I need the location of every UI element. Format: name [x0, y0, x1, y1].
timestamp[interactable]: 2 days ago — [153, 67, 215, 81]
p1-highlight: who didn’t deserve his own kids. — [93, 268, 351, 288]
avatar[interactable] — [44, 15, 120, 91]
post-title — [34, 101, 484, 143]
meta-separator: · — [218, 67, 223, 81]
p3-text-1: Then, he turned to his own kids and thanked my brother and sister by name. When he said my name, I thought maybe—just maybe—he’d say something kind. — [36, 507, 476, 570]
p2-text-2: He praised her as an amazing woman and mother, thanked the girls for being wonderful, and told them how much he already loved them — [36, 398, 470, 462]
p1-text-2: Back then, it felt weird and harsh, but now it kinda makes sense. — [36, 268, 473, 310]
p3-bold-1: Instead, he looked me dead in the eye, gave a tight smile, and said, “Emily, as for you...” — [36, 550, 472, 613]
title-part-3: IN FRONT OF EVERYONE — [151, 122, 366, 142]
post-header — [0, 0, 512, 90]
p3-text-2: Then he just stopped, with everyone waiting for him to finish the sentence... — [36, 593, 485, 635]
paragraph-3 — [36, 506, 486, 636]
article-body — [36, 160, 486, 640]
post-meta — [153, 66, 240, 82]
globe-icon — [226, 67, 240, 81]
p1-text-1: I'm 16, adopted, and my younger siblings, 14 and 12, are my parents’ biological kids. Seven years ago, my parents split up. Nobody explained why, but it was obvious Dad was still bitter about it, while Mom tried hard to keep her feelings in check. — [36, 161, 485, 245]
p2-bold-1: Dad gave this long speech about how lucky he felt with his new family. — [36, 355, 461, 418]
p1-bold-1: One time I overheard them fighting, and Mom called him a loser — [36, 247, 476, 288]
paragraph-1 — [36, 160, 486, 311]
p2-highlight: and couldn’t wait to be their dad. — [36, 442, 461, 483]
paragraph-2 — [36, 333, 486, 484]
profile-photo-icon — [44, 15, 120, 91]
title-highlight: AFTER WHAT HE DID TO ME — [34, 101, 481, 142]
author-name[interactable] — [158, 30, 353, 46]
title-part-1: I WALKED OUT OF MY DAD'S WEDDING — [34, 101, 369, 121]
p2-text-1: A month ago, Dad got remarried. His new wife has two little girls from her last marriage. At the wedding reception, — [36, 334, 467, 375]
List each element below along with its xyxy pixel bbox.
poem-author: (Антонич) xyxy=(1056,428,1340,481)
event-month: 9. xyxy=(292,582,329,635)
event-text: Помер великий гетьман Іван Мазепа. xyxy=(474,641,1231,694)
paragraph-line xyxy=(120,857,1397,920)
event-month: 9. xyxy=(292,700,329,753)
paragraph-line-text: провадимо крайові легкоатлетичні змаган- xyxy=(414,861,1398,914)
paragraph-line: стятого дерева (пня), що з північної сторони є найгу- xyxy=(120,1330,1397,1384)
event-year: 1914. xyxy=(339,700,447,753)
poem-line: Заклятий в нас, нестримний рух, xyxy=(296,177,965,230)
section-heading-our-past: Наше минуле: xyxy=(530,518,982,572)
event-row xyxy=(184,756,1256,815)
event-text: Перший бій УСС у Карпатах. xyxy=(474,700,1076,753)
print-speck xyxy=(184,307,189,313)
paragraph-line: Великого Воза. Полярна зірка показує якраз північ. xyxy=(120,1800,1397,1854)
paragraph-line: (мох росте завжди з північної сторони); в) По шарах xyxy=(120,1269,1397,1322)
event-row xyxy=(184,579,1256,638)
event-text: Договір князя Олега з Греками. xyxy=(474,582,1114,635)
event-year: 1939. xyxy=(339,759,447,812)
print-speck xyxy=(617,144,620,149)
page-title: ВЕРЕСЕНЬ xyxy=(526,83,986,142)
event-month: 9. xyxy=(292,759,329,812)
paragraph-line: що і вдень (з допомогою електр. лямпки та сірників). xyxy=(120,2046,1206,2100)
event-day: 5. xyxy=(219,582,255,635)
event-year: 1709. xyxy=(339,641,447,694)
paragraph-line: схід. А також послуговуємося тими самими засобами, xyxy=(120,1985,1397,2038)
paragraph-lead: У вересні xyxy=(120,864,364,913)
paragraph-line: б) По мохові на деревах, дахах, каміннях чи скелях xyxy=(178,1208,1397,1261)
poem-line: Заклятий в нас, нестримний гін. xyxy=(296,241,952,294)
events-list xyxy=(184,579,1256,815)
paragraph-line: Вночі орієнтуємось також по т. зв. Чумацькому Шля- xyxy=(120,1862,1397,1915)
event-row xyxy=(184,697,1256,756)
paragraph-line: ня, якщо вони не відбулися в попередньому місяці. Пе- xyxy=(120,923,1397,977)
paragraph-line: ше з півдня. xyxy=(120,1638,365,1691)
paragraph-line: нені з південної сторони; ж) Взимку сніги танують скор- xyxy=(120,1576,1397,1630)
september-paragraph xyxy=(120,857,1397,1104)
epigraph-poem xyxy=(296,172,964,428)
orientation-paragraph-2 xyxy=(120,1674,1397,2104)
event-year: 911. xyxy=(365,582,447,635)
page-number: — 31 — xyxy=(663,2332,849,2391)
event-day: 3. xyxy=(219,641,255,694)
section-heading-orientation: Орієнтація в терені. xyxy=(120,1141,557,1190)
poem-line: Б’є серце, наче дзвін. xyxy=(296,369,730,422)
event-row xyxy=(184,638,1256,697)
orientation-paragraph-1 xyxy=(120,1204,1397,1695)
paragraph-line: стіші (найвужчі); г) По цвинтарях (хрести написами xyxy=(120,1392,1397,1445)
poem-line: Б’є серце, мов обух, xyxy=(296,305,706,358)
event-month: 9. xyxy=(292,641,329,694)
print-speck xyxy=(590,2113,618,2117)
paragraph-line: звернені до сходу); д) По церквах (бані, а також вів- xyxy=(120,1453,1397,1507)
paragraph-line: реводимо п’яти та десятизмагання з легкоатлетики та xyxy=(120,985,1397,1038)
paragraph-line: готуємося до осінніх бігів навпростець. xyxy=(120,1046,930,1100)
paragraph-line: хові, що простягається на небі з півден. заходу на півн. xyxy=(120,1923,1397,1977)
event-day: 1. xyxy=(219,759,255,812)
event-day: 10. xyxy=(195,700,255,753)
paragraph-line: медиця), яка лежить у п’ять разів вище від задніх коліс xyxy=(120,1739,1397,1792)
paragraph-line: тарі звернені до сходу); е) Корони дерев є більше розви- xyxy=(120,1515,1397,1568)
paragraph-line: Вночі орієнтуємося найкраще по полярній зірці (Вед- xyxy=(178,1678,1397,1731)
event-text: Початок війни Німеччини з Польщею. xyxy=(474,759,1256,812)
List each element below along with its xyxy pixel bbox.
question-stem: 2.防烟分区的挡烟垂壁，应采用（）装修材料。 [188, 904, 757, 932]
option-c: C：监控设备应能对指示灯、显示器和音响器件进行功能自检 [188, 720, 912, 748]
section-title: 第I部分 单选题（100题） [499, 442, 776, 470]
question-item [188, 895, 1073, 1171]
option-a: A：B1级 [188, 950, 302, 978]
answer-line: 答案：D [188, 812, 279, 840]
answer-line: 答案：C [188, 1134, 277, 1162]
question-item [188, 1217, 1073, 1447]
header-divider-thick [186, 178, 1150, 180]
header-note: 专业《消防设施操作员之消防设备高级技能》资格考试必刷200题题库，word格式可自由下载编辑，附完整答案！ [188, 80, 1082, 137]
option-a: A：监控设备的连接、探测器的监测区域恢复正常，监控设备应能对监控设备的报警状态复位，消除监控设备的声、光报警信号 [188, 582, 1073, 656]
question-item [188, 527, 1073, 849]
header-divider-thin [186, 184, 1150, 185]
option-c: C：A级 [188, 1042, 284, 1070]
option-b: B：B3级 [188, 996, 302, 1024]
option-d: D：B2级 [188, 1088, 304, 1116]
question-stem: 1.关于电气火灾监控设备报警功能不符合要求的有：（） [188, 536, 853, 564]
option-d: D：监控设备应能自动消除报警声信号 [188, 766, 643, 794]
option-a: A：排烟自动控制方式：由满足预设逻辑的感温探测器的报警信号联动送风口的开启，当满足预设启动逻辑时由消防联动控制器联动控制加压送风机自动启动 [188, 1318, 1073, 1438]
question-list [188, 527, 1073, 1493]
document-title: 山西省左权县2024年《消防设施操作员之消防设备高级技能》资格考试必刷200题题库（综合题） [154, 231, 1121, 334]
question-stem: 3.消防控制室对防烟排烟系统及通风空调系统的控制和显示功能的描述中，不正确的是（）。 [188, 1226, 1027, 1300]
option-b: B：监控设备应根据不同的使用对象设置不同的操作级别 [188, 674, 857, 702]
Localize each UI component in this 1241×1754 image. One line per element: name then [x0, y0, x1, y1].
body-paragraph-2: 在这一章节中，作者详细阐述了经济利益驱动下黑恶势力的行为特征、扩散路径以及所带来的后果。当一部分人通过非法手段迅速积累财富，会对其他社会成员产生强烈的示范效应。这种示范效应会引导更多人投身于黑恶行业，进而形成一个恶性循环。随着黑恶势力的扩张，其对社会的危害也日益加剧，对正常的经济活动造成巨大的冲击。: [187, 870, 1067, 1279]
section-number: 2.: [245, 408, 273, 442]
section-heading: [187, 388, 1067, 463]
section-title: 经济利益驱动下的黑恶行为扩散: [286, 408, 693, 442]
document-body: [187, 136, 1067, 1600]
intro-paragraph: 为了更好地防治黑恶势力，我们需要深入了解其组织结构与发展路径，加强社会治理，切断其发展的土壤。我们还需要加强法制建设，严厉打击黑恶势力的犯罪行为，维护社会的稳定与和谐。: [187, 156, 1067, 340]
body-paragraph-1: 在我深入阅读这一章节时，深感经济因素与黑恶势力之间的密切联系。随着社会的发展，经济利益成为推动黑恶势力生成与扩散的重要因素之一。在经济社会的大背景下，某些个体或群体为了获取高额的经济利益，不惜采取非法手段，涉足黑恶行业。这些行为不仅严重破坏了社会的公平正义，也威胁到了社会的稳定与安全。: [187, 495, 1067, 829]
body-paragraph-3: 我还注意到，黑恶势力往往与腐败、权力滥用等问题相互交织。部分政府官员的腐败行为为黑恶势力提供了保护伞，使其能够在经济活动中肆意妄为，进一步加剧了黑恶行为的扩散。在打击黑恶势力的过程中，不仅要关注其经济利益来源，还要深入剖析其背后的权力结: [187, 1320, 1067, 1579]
===============
DIRECTION:
Please convert the records into a numbered list, starting with their first line and going on through the line with "p3-text-1: Then, he", and leave out any blank lines.

TASK SOLUTION:
1. I need the location of every UI element. Format: name [x0, y0, x1, y1].
2. timestamp[interactable]: 2 days ago — [153, 67, 215, 81]
3. p1-highlight: who didn’t deserve his own kids. — [93, 268, 351, 288]
4. avatar[interactable] — [44, 15, 120, 91]
5. post-title — [34, 101, 484, 143]
6. meta-separator: · — [218, 67, 223, 81]
7. p3-text-1: Then, he turned to his own kids and thanked my brother and sister by name. When he said my name, I thought maybe—just maybe—he’d say something kind. — [36, 507, 476, 570]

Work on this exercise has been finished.